Work to do:
How many lines in the listing below contain the string "galaxie"? Case matters. Reply with the number alone.

Data for the task:

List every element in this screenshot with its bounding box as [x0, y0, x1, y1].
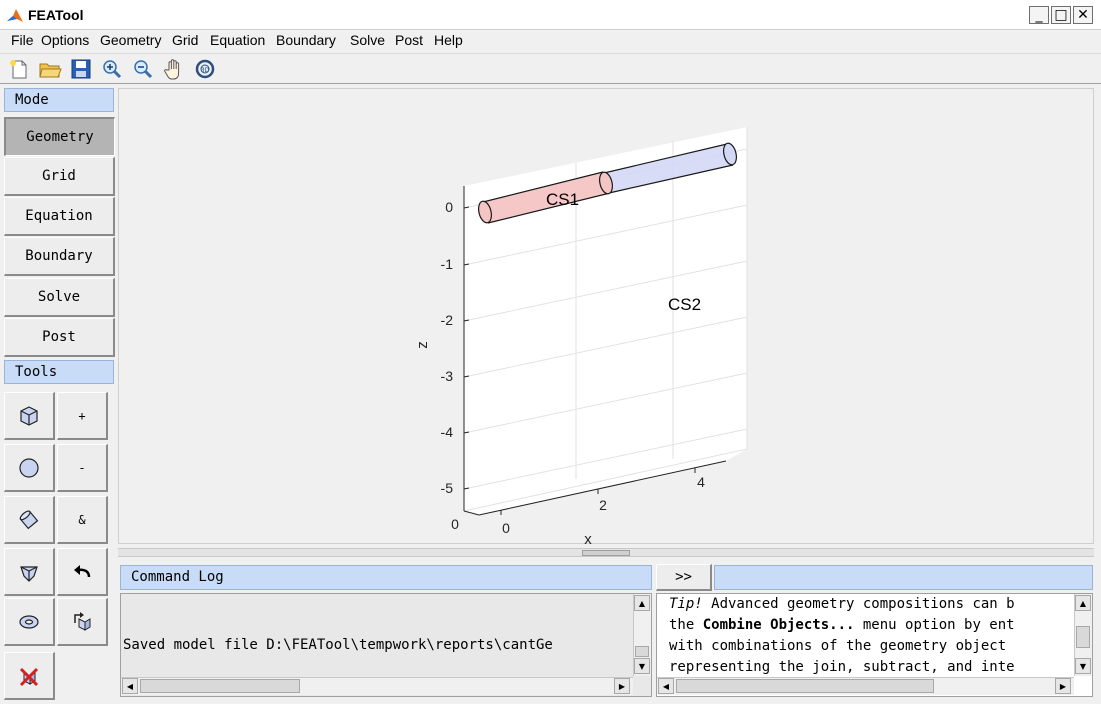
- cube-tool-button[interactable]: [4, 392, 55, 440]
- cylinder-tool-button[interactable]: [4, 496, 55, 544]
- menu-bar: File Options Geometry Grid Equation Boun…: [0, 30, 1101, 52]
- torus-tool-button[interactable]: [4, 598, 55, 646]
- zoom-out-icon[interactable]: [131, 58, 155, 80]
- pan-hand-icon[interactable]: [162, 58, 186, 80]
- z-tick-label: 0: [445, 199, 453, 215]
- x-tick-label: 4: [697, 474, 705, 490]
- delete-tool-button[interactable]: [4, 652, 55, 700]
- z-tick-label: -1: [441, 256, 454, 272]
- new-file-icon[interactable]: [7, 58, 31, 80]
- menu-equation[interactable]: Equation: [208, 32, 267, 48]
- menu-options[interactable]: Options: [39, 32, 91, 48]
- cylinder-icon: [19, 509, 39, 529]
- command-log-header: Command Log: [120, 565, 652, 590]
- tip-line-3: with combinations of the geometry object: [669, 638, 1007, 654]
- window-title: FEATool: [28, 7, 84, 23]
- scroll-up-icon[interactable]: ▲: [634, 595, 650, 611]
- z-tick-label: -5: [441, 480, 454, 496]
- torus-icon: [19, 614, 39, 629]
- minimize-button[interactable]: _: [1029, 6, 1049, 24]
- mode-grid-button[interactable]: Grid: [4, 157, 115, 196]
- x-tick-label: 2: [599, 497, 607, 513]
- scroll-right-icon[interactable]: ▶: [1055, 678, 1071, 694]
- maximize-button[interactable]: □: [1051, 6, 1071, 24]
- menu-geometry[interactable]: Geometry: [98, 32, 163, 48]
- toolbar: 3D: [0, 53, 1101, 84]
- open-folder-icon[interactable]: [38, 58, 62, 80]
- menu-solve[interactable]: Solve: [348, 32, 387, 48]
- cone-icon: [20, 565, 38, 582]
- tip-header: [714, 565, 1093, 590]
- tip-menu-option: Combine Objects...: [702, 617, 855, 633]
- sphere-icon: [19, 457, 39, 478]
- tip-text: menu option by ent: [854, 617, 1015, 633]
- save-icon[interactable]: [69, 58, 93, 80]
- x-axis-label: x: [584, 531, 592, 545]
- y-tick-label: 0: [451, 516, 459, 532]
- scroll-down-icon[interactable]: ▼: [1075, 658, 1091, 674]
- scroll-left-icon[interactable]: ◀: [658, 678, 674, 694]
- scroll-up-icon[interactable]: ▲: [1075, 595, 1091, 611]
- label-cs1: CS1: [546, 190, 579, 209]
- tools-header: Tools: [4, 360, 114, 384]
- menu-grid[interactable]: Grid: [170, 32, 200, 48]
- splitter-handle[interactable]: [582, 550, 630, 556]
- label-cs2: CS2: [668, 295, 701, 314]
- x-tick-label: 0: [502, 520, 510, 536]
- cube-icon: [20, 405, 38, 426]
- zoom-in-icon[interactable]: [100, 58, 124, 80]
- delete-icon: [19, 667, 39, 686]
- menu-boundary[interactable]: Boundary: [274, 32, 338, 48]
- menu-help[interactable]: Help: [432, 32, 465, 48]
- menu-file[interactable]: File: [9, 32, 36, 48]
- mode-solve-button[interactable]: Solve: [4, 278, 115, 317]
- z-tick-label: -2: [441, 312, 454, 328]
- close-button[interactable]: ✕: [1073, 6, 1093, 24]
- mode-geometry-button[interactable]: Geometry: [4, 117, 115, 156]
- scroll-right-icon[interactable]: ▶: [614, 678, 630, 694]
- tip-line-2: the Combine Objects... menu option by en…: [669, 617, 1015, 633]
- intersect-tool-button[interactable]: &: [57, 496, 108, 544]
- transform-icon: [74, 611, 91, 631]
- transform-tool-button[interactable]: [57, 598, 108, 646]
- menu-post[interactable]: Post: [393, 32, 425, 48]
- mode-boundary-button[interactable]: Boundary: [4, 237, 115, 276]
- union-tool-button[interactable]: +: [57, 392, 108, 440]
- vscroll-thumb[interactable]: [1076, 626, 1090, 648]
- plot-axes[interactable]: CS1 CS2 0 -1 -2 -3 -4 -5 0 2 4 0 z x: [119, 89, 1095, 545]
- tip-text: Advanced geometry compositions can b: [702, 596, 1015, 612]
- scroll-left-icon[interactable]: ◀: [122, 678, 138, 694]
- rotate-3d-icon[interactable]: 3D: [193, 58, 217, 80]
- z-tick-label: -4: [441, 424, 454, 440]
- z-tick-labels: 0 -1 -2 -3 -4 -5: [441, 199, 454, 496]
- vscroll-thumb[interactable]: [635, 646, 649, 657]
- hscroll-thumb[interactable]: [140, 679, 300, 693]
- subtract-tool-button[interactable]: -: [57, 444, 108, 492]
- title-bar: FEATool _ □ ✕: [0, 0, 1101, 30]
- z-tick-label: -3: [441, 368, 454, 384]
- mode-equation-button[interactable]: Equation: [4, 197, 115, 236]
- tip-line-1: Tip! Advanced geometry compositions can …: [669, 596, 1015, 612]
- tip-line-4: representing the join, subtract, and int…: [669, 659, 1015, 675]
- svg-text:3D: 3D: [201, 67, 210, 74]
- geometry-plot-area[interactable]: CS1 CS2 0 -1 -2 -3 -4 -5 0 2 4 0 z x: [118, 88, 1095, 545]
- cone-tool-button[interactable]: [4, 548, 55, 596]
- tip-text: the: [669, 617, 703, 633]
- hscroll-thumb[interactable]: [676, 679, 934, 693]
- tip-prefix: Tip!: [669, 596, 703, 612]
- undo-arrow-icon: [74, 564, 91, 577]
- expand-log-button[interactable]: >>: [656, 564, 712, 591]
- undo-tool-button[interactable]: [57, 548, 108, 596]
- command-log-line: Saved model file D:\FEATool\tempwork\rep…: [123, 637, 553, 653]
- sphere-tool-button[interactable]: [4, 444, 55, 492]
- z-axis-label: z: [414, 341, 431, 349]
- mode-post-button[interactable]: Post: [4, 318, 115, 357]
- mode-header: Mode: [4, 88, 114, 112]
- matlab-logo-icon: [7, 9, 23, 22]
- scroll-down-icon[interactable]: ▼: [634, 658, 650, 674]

==

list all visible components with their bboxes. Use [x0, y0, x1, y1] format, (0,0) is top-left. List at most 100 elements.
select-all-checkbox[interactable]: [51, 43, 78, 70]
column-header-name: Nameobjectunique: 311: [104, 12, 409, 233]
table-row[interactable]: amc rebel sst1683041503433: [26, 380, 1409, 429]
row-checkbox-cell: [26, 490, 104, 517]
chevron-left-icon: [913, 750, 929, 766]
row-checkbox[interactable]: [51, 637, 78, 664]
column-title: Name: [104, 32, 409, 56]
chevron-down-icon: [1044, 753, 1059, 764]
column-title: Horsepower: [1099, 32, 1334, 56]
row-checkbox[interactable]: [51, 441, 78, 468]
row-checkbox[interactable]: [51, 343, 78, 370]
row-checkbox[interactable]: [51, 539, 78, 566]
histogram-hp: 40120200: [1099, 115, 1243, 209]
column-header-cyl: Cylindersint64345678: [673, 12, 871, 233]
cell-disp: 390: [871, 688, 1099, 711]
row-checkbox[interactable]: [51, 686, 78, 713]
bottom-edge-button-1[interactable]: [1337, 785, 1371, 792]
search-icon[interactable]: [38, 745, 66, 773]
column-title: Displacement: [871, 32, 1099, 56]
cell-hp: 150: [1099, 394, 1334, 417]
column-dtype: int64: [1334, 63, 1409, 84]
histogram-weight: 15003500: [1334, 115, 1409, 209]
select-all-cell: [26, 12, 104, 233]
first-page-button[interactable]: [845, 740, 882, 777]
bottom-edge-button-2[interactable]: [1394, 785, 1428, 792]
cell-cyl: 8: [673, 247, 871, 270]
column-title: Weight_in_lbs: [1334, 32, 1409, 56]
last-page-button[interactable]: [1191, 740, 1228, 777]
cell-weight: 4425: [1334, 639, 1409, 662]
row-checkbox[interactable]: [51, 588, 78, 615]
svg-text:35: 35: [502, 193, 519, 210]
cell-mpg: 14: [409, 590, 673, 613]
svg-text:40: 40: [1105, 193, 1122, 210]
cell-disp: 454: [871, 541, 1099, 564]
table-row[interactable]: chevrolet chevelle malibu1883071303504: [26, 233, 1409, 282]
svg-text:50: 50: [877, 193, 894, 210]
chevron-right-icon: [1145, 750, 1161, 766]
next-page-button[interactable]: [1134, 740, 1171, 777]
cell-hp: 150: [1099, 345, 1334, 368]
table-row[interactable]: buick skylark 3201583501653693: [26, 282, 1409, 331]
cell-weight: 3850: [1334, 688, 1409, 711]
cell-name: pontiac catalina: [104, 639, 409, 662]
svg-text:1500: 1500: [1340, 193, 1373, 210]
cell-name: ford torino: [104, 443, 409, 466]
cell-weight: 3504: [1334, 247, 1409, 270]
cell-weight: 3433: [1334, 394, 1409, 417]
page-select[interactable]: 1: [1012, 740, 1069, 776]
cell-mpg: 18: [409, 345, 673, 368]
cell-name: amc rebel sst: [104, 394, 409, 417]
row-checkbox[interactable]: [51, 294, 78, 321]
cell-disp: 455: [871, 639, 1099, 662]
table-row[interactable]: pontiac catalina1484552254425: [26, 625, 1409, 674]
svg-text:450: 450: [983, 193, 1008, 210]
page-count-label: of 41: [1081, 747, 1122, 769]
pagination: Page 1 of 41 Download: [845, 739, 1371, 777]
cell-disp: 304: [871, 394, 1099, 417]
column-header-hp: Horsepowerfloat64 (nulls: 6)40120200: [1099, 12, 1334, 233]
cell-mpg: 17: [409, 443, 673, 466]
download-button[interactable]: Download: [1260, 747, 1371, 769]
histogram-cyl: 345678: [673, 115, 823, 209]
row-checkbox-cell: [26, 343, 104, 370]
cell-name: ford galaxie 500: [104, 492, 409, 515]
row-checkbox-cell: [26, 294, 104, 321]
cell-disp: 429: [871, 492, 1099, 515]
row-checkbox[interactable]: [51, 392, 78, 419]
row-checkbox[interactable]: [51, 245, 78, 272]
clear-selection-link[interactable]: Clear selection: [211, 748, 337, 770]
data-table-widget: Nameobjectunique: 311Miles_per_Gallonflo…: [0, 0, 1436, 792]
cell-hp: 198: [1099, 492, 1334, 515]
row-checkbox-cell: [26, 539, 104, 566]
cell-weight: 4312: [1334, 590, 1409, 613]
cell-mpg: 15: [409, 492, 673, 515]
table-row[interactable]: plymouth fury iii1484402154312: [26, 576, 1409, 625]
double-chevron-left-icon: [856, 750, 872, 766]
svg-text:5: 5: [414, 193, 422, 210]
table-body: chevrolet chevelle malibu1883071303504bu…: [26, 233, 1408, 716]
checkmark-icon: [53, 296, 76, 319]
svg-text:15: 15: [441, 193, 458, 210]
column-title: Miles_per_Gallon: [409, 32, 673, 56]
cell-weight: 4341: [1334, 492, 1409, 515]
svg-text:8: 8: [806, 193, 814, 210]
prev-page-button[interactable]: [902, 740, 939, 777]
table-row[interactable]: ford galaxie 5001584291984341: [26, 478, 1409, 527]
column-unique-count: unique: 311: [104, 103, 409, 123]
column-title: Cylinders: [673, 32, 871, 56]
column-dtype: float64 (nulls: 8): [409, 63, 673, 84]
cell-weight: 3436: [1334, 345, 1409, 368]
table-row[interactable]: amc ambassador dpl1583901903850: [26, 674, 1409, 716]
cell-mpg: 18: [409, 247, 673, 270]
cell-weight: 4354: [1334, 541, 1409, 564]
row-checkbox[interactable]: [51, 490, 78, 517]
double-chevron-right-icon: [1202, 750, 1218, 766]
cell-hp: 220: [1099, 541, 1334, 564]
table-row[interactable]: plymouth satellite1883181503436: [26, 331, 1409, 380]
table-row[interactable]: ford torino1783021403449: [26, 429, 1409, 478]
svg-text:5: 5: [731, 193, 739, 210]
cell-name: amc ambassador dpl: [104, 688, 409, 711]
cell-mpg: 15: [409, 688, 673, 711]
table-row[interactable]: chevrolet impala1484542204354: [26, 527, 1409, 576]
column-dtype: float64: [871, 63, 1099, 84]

--

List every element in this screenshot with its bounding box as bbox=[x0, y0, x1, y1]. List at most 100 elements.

Result of this exercise:
2